> [Required work]:
Tell how many lines include the string "ground". Answer with a single number.

----------------

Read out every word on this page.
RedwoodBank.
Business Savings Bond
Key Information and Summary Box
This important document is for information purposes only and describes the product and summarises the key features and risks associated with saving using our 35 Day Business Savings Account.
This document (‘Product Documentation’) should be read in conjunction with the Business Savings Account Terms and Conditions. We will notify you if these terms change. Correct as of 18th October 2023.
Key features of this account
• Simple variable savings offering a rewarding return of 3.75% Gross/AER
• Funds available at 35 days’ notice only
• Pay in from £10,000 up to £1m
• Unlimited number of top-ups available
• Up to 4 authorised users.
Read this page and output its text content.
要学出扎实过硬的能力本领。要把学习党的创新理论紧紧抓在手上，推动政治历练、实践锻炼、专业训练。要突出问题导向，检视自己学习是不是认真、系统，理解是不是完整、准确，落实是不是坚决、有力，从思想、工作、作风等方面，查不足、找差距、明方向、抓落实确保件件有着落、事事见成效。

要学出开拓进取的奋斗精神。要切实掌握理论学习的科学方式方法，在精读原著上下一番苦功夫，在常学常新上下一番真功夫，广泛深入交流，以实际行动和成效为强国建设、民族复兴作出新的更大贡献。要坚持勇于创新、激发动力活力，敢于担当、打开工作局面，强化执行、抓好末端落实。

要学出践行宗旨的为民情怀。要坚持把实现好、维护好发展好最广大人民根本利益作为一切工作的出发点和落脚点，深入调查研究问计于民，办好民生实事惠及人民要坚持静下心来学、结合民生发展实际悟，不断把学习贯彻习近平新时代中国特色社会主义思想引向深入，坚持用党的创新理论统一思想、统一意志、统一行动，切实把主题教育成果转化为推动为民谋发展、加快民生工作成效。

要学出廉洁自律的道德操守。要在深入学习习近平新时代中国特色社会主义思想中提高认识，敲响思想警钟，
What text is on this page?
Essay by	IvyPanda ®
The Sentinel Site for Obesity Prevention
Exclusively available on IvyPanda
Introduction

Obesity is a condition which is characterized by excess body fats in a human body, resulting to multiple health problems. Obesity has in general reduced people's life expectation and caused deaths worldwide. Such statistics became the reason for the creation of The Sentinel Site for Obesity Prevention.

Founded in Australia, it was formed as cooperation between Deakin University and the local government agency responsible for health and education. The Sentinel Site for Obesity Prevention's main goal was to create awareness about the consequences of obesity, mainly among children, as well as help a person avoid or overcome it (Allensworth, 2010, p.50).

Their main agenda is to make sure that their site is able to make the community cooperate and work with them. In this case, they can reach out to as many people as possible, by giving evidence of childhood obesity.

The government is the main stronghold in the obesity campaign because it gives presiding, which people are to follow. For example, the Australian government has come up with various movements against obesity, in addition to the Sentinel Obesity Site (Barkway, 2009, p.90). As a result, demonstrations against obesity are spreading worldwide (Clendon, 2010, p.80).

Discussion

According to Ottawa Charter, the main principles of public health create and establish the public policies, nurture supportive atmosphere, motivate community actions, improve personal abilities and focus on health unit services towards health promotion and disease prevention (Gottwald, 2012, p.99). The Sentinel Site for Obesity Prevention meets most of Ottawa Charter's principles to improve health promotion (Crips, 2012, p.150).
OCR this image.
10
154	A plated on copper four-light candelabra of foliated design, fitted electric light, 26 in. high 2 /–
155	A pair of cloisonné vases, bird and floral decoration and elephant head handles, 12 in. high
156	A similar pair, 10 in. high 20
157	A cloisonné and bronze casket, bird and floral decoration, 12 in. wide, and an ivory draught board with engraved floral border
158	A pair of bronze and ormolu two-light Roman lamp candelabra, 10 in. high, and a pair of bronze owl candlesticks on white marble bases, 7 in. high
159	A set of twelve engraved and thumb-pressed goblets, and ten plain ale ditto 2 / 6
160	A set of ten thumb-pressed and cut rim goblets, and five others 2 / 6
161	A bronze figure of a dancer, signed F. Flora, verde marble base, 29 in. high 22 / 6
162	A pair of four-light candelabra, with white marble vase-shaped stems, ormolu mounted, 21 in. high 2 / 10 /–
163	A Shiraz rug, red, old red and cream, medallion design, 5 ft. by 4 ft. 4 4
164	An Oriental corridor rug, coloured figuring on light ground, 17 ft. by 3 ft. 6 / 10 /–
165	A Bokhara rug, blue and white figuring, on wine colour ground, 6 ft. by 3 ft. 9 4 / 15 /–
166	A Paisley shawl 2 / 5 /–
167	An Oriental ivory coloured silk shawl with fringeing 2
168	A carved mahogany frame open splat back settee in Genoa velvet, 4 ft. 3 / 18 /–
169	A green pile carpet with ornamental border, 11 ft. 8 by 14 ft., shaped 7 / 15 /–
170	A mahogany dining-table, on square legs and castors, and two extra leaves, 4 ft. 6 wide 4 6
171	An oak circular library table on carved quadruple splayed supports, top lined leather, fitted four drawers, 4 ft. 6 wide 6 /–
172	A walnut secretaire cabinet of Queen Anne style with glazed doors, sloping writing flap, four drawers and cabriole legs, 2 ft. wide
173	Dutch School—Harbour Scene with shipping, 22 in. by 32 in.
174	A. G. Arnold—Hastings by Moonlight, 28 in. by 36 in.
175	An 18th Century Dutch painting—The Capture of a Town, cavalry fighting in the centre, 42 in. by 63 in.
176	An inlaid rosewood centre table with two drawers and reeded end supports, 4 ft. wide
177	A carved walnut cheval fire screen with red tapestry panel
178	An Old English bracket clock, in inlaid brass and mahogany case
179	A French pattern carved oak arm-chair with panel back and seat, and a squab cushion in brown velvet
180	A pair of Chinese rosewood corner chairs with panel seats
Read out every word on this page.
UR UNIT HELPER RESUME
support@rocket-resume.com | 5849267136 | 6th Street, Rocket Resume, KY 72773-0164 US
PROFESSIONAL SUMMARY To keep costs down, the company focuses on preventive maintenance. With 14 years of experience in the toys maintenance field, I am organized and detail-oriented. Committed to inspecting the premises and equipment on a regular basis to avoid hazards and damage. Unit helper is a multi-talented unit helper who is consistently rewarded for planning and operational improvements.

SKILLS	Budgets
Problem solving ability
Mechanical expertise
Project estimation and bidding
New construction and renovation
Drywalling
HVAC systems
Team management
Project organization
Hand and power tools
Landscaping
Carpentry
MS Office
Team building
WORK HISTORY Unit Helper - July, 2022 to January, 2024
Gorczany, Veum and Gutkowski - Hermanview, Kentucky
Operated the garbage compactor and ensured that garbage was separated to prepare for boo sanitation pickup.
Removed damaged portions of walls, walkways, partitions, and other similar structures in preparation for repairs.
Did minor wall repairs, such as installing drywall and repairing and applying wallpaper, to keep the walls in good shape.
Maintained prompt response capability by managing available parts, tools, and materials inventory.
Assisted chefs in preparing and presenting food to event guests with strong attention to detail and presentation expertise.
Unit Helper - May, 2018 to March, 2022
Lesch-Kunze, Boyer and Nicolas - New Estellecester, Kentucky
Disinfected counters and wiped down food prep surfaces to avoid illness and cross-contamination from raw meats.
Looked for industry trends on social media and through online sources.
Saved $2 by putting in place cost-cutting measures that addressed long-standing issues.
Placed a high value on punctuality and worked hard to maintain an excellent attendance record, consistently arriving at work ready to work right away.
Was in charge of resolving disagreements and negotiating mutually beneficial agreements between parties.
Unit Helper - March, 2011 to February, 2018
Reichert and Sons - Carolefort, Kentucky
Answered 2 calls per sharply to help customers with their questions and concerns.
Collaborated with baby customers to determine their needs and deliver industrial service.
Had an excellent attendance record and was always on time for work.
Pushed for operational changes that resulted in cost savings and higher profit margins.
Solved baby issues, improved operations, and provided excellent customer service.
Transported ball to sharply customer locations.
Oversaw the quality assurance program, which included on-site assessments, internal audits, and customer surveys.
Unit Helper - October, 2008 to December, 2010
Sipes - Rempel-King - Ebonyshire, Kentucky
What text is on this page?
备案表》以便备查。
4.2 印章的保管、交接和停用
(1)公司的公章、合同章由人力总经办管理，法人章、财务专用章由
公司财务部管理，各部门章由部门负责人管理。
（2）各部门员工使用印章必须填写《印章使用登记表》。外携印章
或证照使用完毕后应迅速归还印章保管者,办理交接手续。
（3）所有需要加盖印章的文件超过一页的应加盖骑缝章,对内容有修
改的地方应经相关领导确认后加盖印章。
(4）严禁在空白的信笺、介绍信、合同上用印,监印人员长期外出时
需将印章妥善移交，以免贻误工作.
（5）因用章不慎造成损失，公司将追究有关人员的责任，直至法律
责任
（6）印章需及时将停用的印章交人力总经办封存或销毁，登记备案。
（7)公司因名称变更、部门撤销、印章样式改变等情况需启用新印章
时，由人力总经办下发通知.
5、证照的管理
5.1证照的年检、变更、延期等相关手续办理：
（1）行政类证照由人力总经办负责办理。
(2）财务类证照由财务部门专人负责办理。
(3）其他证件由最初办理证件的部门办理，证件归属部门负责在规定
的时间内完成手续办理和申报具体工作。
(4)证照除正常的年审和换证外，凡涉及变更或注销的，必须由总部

----------------

> [Correct result]:
2